▶ Goal: Faithfully return all lines, omitting every embedded picture.

▶ Supplied records:
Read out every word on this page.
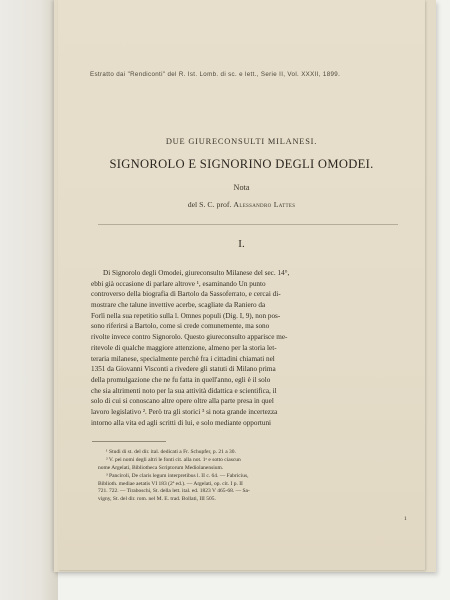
Estratto dai "Rendiconti" del R. Ist. Lomb. di sc. e lett., Serie II, Vol. XXXII, 1899.
DUE GIURECONSULTI MILANESI.
SIGNOROLO E SIGNORINO DEGLI OMODEI.
Nota
del S. C. prof. Alessandro Lattes
I.
Di Signorolo degli Omodei, giureconsulto Milanese del sec. 14°,
ebbi già occasione di parlare altrove ¹, esaminando Un punto
controverso della biografia di Bartolo da Sassoferrato, e cercai di-
mostrare che talune invettive acerbe, scagliate da Raniero da
Forlì nella sua repetitio sulla l. Omnes populi (Dig. I, 9), non pos-
sono riferirsi a Bartolo, come si crede comunemente, ma sono
rivolte invece contro Signorolo. Questo giureconsulto apparisce me-
ritevole di qualche maggiore attenzione, almeno per la storia let-
teraria milanese, specialmente perchè fra i cittadini chiamati nel
1351 da Giovanni Visconti a rivedere gli statuti di Milano prima
della promulgazione che ne fu fatta in quell'anno, egli è il solo
che sia altrimenti noto per la sua attività didattica e scientifica, il
solo di cui si conoscano altre opere oltre alla parte presa in quel
lavoro legislativo ². Però tra gli storici ³ si nota grande incertezza
intorno alla vita ed agli scritti di lui, e solo mediante opportuni
¹ Studi di st. del dir. ital. dedicati a Fr. Schupfer, p. 21 a 30.
² V. pei nomi degli altri le fonti cit. alla not. 1ᵃ e sotto ciascun
nome Argelati, Bibliotheca Scriptorum Mediolanensium.
³ Panciroli, De claris legum interpretibus l. II c. 64. — Fabricius,
Biblioth. mediae aetatis VI 183 (2ª ed.). — Argelati, op. cit. I p. II
721. 722. — Tiraboschi, St. della lett. ital. ed. 1823 V 465-68. — Sa-
vigny, St. del dir. rom. nel M. E. trad. Bollati, III 505.
1
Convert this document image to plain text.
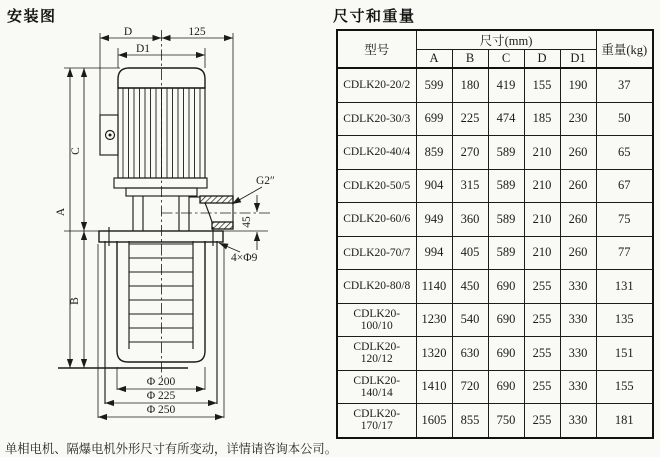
安装图	尺寸和重量
D	125
D1
A
C
B
45
G2″
4×Φ9
Φ 200
Φ 225
Φ 250
型号	尺寸(mm)					重量(kg)
	A	B	C	D	D1	
CDLK20-20/2	599	180	419	155	190	37
CDLK20-30/3	699	225	474	185	230	50
CDLK20-40/4	859	270	589	210	260	65
CDLK20-50/5	904	315	589	210	260	67
CDLK20-60/6	949	360	589	210	260	75
CDLK20-70/7	994	405	589	210	260	77
CDLK20-80/8	1140	450	690	255	330	131
CDLK20-100/10	1230	540	690	255	330	135
CDLK20-120/12	1320	630	690	255	330	151
CDLK20-140/14	1410	720	690	255	330	155
CDLK20-170/17	1605	855	750	255	330	181

单相电机、隔爆电机外形尺寸有所变动，详情请咨询本公司。
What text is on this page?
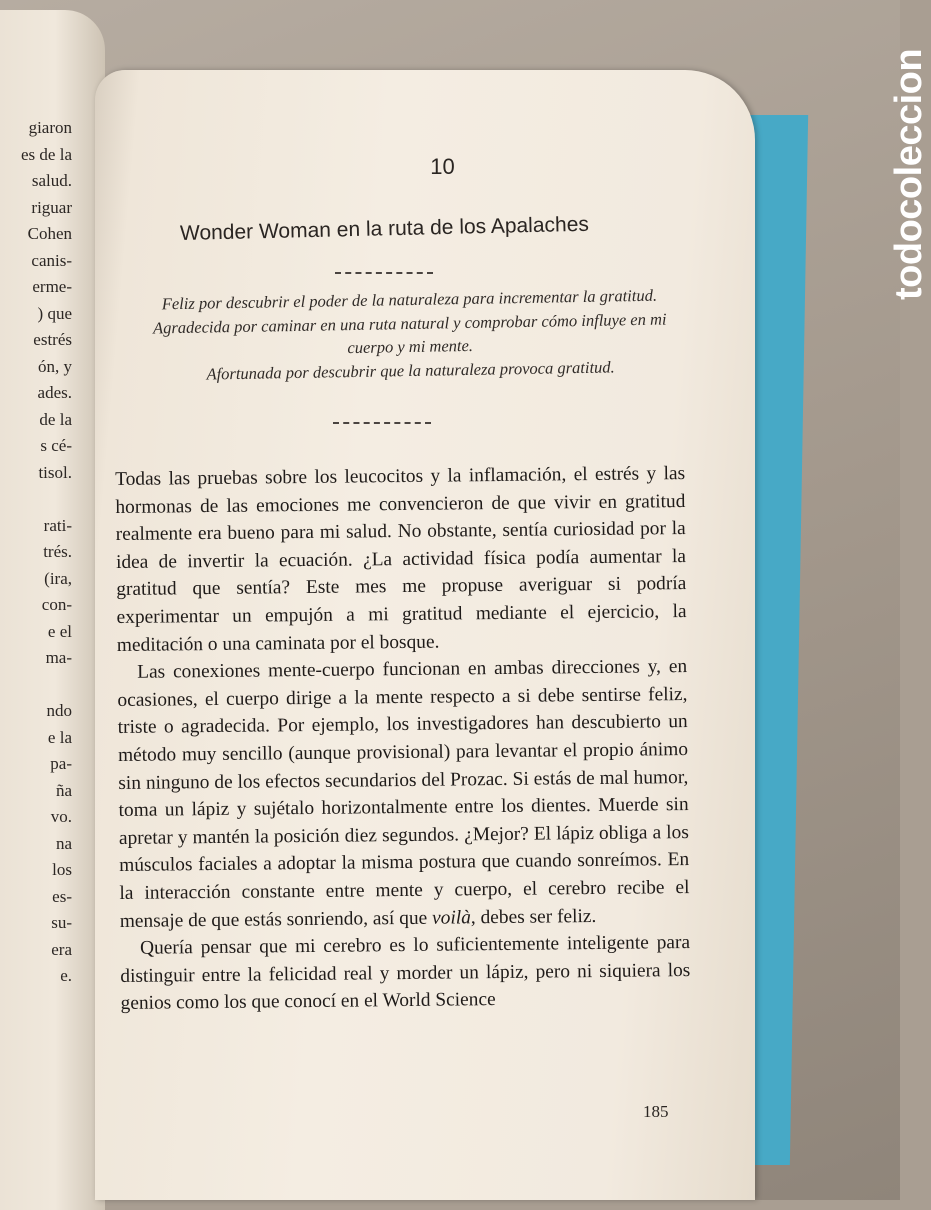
giaron
es de la
salud.
riguar
Cohen
canis-
erme-
) que
estrés
ón, y
ades.
de la
s cé-
tisol.
rati-
trés.
(ira,
con-
e el
ma-
ndo
e la
pa-
ña
vo.
na
los
es-
su-
era
e.
10
Wonder Woman en la ruta de los Apalaches

Feliz por descubrir el poder de la naturaleza para incrementar la gratitud.

Agradecida por caminar en una ruta natural y comprobar cómo influye en mi cuerpo y mi mente.

Afortunada por descubrir que la naturaleza provoca gratitud.

Todas las pruebas sobre los leucocitos y la inflamación, el estrés y las hormonas de las emociones me convencieron de que vivir en gratitud realmente era bueno para mi salud. No obstante, sentía curiosidad por la idea de invertir la ecuación. ¿La actividad física podía aumentar la gratitud que sentía? Este mes me propuse averiguar si podría experimentar un empujón a mi gratitud mediante el ejercicio, la meditación o una caminata por el bosque.

Las conexiones mente-cuerpo funcionan en ambas direcciones y, en ocasiones, el cuerpo dirige a la mente respecto a si debe sentirse feliz, triste o agradecida. Por ejemplo, los investigadores han descubierto un método muy sencillo (aunque provisional) para levantar el propio ánimo sin ninguno de los efectos secundarios del Prozac. Si estás de mal humor, toma un lápiz y sujétalo horizontalmente entre los dientes. Muerde sin apretar y mantén la posición diez segundos. ¿Mejor? El lápiz obliga a los músculos faciales a adoptar la misma postura que cuando sonreímos. En la interacción constante entre mente y cuerpo, el cerebro recibe el mensaje de que estás sonriendo, así que voilà, debes ser feliz.

Quería pensar que mi cerebro es lo suficientemente inteligente para distinguir entre la felicidad real y morder un lápiz, pero ni siquiera los genios como los que conocí en el World Science

185
todocoleccion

▶ Result for this task:
Read out every word on this page.
Estratto dai "Rendiconti" del R. Ist. Lomb. di sc. e lett., Serie II, Vol. XXXII, 1899.
DUE GIURECONSULTI MILANESI.
SIGNOROLO E SIGNORINO DEGLI OMODEI.
Nota
del S. C. prof. Alessandro Lattes
I.
Di Signorolo degli Omodei, giureconsulto Milanese del sec. 14°,
ebbi già occasione di parlare altrove ¹, esaminando Un punto
controverso della biografia di Bartolo da Sassoferrato, e cercai di-
mostrare che talune invettive acerbe, scagliate da Raniero da
Forlì nella sua repetitio sulla l. Omnes populi (Dig. I, 9), non pos-
sono riferirsi a Bartolo, come si crede comunemente, ma sono
rivolte invece contro Signorolo. Questo giureconsulto apparisce me-
ritevole di qualche maggiore attenzione, almeno per la storia let-
teraria milanese, specialmente perchè fra i cittadini chiamati nel
1351 da Giovanni Visconti a rivedere gli statuti di Milano prima
della promulgazione che ne fu fatta in quell'anno, egli è il solo
che sia altrimenti noto per la sua attività didattica e scientifica, il
solo di cui si conoscano altre opere oltre alla parte presa in quel
lavoro legislativo ². Però tra gli storici ³ si nota grande incertezza
intorno alla vita ed agli scritti di lui, e solo mediante opportuni
¹ Studi di st. del dir. ital. dedicati a Fr. Schupfer, p. 21 a 30.
² V. pei nomi degli altri le fonti cit. alla not. 1ᵃ e sotto ciascun
nome Argelati, Bibliotheca Scriptorum Mediolanensium.
³ Panciroli, De claris legum interpretibus l. II c. 64. — Fabricius,
Biblioth. mediae aetatis VI 183 (2ª ed.). — Argelati, op. cit. I p. II
721. 722. — Tiraboschi, St. della lett. ital. ed. 1823 V 465-68. — Sa-
vigny, St. del dir. rom. nel M. E. trad. Bollati, III 505.
1
Convert this document image to plain text.
安装图	尺寸和重量
D	125
D1
A
C
B
45
G2″
4×Φ9
Φ 200
Φ 225
Φ 250
型号	尺寸(mm)					重量(kg)
	A	B	C	D	D1	
CDLK20-20/2	599	180	419	155	190	37
CDLK20-30/3	699	225	474	185	230	50
CDLK20-40/4	859	270	589	210	260	65
CDLK20-50/5	904	315	589	210	260	67
CDLK20-60/6	949	360	589	210	260	75
CDLK20-70/7	994	405	589	210	260	77
CDLK20-80/8	1140	450	690	255	330	131
CDLK20-100/10	1230	540	690	255	330	135
CDLK20-120/12	1320	630	690	255	330	151
CDLK20-140/14	1410	720	690	255	330	155
CDLK20-170/17	1605	855	750	255	330	181

单相电机、隔爆电机外形尺寸有所变动，详情请咨询本公司。
What text is on this page?
giaron
es de la
salud.
riguar
Cohen
canis-
erme-
) que
estrés
ón, y
ades.
de la
s cé-
tisol.
rati-
trés.
(ira,
con-
e el
ma-
ndo
e la
pa-
ña
vo.
na
los
es-
su-
era
e.
10
Wonder Woman en la ruta de los Apalaches

Feliz por descubrir el poder de la naturaleza para incrementar la gratitud.

Agradecida por caminar en una ruta natural y comprobar cómo influye en mi cuerpo y mi mente.

Afortunada por descubrir que la naturaleza provoca gratitud.

Todas las pruebas sobre los leucocitos y la inflamación, el estrés y las hormonas de las emociones me convencieron de que vivir en gratitud realmente era bueno para mi salud. No obstante, sentía curiosidad por la idea de invertir la ecuación. ¿La actividad física podía aumentar la gratitud que sentía? Este mes me propuse averiguar si podría experimentar un empujón a mi gratitud mediante el ejercicio, la meditación o una caminata por el bosque.

Las conexiones mente-cuerpo funcionan en ambas direcciones y, en ocasiones, el cuerpo dirige a la mente respecto a si debe sentirse feliz, triste o agradecida. Por ejemplo, los investigadores han descubierto un método muy sencillo (aunque provisional) para levantar el propio ánimo sin ninguno de los efectos secundarios del Prozac. Si estás de mal humor, toma un lápiz y sujétalo horizontalmente entre los dientes. Muerde sin apretar y mantén la posición diez segundos. ¿Mejor? El lápiz obliga a los músculos faciales a adoptar la misma postura que cuando sonreímos. En la interacción constante entre mente y cuerpo, el cerebro recibe el mensaje de que estás sonriendo, así que voilà, debes ser feliz.

Quería pensar que mi cerebro es lo suficientemente inteligente para distinguir entre la felicidad real y morder un lápiz, pero ni siquiera los genios como los que conocí en el World Science

185
todocoleccion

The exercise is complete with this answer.